(Exercise materials)
* * *

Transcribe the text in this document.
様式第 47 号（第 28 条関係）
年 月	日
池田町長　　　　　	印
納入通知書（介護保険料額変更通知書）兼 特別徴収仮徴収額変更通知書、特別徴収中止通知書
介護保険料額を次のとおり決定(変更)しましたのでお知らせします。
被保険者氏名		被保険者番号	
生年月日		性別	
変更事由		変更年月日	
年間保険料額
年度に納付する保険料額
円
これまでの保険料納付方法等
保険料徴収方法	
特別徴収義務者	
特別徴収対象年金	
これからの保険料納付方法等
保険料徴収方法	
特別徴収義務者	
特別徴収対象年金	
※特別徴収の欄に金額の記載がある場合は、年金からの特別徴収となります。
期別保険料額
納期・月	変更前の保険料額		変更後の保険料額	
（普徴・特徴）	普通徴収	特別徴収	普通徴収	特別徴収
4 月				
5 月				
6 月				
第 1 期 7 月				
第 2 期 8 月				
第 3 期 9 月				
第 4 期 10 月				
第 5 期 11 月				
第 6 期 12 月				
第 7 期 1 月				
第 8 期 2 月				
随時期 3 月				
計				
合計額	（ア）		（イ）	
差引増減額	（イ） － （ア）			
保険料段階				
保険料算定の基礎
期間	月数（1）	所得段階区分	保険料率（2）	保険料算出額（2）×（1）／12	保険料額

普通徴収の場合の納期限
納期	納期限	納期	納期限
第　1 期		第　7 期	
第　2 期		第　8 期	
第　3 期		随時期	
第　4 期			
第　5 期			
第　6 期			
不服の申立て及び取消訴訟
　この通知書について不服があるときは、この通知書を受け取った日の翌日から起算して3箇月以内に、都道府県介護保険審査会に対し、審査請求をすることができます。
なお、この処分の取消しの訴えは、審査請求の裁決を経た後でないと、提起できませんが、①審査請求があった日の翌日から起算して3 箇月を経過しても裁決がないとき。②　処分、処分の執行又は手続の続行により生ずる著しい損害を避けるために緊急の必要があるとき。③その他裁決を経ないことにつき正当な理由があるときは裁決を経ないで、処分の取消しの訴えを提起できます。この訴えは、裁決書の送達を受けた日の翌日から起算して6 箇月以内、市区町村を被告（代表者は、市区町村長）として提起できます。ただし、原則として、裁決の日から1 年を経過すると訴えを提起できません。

* * *

(Task objective) Return the lines above exactly, keeping every word.

(Output below)
Transcribe the text in this document.
様式第 47 号（第 28 条関係）
年 月	日
池田町長　　　　　	印
納入通知書（介護保険料額変更通知書）兼 特別徴収仮徴収額変更通知書、特別徴収中止通知書
介護保険料額を次のとおり決定(変更)しましたのでお知らせします。
被保険者氏名		被保険者番号	
生年月日		性別	
変更事由		変更年月日	
年間保険料額
年度に納付する保険料額
円
これまでの保険料納付方法等
保険料徴収方法	
特別徴収義務者	
特別徴収対象年金	
これからの保険料納付方法等
保険料徴収方法	
特別徴収義務者	
特別徴収対象年金	
※特別徴収の欄に金額の記載がある場合は、年金からの特別徴収となります。
期別保険料額
納期・月	変更前の保険料額		変更後の保険料額	
（普徴・特徴）	普通徴収	特別徴収	普通徴収	特別徴収
4 月				
5 月				
6 月				
第 1 期 7 月				
第 2 期 8 月				
第 3 期 9 月				
第 4 期 10 月				
第 5 期 11 月				
第 6 期 12 月				
第 7 期 1 月				
第 8 期 2 月				
随時期 3 月				
計				
合計額	（ア）		（イ）	
差引増減額	（イ） － （ア）			
保険料段階				
保険料算定の基礎
期間	月数（1）	所得段階区分	保険料率（2）	保険料算出額（2）×（1）／12	保険料額

普通徴収の場合の納期限
納期	納期限	納期	納期限
第　1 期		第　7 期	
第　2 期		第　8 期	
第　3 期		随時期	
第　4 期			
第　5 期			
第　6 期			
不服の申立て及び取消訴訟
　この通知書について不服があるときは、この通知書を受け取った日の翌日から起算して3箇月以内に、都道府県介護保険審査会に対し、審査請求をすることができます。
なお、この処分の取消しの訴えは、審査請求の裁決を経た後でないと、提起できませんが、①審査請求があった日の翌日から起算して3 箇月を経過しても裁決がないとき。②　処分、処分の執行又は手続の続行により生ずる著しい損害を避けるために緊急の必要があるとき。③その他裁決を経ないことにつき正当な理由があるときは裁決を経ないで、処分の取消しの訴えを提起できます。この訴えは、裁決書の送達を受けた日の翌日から起算して6 箇月以内、市区町村を被告（代表者は、市区町村長）として提起できます。ただし、原則として、裁決の日から1 年を経過すると訴えを提起できません。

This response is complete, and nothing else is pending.